Goal ->
Single out the lines of the material that contain "this" and copy them.

begin Input records

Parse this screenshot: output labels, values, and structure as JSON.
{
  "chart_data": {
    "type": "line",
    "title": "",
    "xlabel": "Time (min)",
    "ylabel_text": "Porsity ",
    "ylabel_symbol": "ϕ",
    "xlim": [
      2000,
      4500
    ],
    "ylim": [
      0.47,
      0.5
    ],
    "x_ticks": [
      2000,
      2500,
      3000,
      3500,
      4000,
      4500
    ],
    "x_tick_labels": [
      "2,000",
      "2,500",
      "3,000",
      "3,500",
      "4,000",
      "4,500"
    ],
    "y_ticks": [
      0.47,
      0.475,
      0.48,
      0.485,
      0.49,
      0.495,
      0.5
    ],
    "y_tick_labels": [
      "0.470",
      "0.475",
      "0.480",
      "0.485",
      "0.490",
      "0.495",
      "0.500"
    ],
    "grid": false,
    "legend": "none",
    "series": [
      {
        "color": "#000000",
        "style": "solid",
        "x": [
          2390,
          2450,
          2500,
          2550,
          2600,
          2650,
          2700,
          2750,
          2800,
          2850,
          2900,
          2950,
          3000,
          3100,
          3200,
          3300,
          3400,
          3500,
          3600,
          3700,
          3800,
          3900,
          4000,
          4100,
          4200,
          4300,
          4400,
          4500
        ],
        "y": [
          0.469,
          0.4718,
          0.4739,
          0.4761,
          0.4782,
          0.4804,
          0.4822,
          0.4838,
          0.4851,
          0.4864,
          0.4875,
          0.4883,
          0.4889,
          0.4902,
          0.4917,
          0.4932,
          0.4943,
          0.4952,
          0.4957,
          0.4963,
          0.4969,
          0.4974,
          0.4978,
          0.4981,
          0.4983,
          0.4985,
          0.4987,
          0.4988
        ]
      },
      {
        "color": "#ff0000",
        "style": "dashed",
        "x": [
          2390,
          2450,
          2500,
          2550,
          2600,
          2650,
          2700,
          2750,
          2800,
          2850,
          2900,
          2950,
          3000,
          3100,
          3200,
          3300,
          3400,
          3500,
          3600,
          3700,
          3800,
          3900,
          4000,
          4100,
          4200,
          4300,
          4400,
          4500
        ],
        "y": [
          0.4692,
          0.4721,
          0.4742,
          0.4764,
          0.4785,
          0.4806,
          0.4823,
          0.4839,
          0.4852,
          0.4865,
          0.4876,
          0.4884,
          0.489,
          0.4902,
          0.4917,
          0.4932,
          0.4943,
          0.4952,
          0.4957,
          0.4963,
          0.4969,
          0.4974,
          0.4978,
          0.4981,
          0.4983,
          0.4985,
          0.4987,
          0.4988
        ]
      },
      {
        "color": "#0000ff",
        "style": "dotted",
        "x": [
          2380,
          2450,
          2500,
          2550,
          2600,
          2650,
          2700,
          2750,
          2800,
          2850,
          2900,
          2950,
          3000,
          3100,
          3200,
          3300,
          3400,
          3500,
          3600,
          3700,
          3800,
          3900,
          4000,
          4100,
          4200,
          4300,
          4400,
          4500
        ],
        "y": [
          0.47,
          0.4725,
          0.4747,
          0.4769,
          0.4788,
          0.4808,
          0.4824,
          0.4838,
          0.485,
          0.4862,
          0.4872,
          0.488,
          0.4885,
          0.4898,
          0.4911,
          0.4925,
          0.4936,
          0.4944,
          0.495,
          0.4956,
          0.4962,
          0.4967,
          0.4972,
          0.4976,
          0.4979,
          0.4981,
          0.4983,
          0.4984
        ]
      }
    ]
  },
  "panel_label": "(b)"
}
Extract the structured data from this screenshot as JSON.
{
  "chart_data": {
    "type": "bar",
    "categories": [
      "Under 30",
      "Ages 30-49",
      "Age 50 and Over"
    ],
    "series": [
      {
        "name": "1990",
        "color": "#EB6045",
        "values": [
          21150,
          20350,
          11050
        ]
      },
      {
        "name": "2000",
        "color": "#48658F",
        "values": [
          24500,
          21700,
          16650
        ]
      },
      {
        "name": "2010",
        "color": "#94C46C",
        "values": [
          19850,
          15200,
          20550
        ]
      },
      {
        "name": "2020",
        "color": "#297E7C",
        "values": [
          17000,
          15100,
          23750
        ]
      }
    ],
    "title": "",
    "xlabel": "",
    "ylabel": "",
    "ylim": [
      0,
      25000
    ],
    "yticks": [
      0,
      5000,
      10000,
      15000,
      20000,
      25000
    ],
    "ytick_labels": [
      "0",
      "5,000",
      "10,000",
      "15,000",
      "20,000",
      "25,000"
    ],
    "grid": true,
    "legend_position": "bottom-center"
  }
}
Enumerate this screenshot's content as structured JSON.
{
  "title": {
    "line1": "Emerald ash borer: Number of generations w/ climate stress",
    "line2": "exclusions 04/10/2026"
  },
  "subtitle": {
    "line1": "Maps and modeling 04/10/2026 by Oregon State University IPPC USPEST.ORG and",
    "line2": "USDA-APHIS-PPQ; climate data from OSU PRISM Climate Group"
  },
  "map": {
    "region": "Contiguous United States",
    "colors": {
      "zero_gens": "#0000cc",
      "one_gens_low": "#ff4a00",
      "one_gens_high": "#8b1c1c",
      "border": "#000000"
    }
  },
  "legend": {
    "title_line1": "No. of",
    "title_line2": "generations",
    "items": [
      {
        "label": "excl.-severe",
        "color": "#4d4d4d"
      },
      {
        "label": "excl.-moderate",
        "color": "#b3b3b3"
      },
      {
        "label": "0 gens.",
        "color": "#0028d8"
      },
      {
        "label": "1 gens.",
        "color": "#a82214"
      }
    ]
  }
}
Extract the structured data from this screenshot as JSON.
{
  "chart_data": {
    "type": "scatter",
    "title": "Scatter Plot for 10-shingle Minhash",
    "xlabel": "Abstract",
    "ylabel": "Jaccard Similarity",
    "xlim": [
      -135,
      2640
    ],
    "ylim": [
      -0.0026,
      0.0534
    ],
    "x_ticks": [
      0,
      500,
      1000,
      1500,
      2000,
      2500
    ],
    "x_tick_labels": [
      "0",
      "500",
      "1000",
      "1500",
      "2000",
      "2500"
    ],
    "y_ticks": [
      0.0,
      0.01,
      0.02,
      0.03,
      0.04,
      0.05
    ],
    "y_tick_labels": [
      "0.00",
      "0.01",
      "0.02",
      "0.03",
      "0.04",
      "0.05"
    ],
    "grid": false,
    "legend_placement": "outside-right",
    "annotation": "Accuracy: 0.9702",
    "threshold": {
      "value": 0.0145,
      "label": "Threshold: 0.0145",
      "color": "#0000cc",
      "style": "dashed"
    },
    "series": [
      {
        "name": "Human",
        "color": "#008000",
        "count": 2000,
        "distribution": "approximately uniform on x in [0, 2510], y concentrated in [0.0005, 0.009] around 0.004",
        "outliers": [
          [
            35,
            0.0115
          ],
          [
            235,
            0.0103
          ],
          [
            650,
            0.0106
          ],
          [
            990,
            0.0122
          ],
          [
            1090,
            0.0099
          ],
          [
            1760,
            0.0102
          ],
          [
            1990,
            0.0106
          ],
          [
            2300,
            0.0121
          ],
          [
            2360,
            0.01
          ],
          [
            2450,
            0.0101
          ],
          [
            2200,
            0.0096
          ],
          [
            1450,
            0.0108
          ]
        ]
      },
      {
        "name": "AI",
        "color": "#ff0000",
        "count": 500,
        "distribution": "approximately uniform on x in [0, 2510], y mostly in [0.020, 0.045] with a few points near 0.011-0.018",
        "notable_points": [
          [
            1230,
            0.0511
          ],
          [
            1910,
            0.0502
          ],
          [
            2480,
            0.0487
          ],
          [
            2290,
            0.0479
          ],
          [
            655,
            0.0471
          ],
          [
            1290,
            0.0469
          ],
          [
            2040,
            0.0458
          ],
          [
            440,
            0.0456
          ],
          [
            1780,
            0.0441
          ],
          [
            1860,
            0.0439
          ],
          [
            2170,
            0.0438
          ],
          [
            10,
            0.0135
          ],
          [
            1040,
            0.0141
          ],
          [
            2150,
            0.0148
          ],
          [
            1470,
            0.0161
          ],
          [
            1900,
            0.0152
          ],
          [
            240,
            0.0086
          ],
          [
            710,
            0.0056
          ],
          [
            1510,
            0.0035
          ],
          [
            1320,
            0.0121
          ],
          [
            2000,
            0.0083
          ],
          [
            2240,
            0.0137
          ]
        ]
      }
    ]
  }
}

end Input records

Reply ->
Parse this screenshot: output labels, values, and structure as JSON.
Extract the structured data from this screenshot as JSON.
Enumerate this screenshot's content as structured JSON.
Extract the structured data from this screenshot as JSON.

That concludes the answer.